**EXERCISE DIRECTIONS:** Each line containing the word "position" should be found and copied.
---
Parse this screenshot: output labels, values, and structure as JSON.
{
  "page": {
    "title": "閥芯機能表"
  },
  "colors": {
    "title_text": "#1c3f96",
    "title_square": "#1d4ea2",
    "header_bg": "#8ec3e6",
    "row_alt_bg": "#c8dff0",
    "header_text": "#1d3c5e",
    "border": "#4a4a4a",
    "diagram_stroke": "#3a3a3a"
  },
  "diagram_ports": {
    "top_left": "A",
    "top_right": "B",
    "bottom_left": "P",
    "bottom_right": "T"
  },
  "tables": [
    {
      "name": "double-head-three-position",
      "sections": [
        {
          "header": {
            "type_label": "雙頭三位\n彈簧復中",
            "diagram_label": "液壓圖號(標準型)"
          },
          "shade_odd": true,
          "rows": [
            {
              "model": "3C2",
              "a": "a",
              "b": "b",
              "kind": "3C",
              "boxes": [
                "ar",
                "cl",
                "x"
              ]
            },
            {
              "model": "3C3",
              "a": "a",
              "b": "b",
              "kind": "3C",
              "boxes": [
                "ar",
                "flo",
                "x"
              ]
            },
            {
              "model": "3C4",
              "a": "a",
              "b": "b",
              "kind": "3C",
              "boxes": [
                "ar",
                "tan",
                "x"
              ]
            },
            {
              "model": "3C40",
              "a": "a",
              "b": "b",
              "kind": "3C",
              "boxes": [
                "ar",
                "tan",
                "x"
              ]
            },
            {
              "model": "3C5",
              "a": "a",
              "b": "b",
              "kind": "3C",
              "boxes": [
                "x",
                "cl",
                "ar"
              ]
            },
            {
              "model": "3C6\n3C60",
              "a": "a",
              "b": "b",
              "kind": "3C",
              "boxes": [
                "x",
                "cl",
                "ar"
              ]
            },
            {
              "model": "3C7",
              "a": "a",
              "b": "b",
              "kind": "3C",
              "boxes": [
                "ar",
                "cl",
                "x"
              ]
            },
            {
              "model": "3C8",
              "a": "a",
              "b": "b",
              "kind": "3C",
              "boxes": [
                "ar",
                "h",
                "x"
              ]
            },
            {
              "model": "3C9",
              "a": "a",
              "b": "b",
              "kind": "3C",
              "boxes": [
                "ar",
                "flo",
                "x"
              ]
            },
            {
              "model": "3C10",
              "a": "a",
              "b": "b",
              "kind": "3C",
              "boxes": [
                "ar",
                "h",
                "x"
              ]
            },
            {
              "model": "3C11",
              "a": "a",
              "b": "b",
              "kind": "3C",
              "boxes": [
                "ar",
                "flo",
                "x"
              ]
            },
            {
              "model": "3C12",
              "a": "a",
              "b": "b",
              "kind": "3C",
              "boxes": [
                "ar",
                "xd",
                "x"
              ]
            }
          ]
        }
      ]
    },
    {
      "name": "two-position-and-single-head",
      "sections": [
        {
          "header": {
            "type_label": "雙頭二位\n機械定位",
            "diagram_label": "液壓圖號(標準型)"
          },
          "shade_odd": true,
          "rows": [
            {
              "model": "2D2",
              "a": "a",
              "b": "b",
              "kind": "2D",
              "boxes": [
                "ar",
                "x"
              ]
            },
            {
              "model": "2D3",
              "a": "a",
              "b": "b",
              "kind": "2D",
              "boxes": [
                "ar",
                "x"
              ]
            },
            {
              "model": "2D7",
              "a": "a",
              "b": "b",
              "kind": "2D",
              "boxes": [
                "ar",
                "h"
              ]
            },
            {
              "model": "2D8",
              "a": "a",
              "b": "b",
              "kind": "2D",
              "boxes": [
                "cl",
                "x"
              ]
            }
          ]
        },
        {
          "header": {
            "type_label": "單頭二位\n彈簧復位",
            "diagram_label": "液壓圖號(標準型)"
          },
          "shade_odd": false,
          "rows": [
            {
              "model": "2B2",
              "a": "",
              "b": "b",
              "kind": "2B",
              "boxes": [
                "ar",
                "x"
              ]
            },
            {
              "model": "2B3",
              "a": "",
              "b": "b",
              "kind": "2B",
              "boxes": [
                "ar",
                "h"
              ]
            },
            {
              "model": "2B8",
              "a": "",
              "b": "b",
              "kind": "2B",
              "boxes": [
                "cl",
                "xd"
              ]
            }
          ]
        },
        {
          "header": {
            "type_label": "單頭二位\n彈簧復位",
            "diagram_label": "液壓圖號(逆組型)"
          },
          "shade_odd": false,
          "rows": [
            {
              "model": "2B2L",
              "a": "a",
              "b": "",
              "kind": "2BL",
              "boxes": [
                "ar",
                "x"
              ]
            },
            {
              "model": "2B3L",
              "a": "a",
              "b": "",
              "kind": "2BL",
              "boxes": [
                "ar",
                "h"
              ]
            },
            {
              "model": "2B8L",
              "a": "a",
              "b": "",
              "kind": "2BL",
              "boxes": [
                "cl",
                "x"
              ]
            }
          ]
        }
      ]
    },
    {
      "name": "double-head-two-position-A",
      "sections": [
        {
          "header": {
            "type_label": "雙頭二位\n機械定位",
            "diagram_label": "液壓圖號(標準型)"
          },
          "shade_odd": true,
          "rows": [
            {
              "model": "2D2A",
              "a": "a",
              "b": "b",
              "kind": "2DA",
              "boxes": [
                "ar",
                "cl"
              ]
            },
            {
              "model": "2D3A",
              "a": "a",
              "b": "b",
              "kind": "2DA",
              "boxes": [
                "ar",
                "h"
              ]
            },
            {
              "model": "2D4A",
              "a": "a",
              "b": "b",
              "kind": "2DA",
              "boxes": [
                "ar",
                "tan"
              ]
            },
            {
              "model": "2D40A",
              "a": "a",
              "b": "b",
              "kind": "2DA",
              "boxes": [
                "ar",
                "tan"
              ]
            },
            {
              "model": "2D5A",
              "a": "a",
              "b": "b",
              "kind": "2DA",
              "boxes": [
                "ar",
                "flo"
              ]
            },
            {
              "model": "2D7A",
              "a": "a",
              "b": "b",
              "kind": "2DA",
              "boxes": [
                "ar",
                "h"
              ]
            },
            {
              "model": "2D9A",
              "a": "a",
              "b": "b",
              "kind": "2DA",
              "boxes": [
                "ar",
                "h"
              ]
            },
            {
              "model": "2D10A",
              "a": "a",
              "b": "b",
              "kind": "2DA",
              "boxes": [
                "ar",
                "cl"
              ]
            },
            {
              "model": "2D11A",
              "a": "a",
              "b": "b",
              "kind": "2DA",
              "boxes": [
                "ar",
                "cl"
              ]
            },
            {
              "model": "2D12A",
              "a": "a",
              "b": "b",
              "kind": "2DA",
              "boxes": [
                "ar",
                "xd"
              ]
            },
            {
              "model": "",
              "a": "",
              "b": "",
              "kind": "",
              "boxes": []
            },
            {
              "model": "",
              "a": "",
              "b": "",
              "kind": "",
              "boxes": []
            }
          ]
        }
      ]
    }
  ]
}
---
**TASK OUTPUT:**
      "name": "double-head-three-position",
      "name": "two-position-and-single-head",
      "name": "double-head-two-position-A",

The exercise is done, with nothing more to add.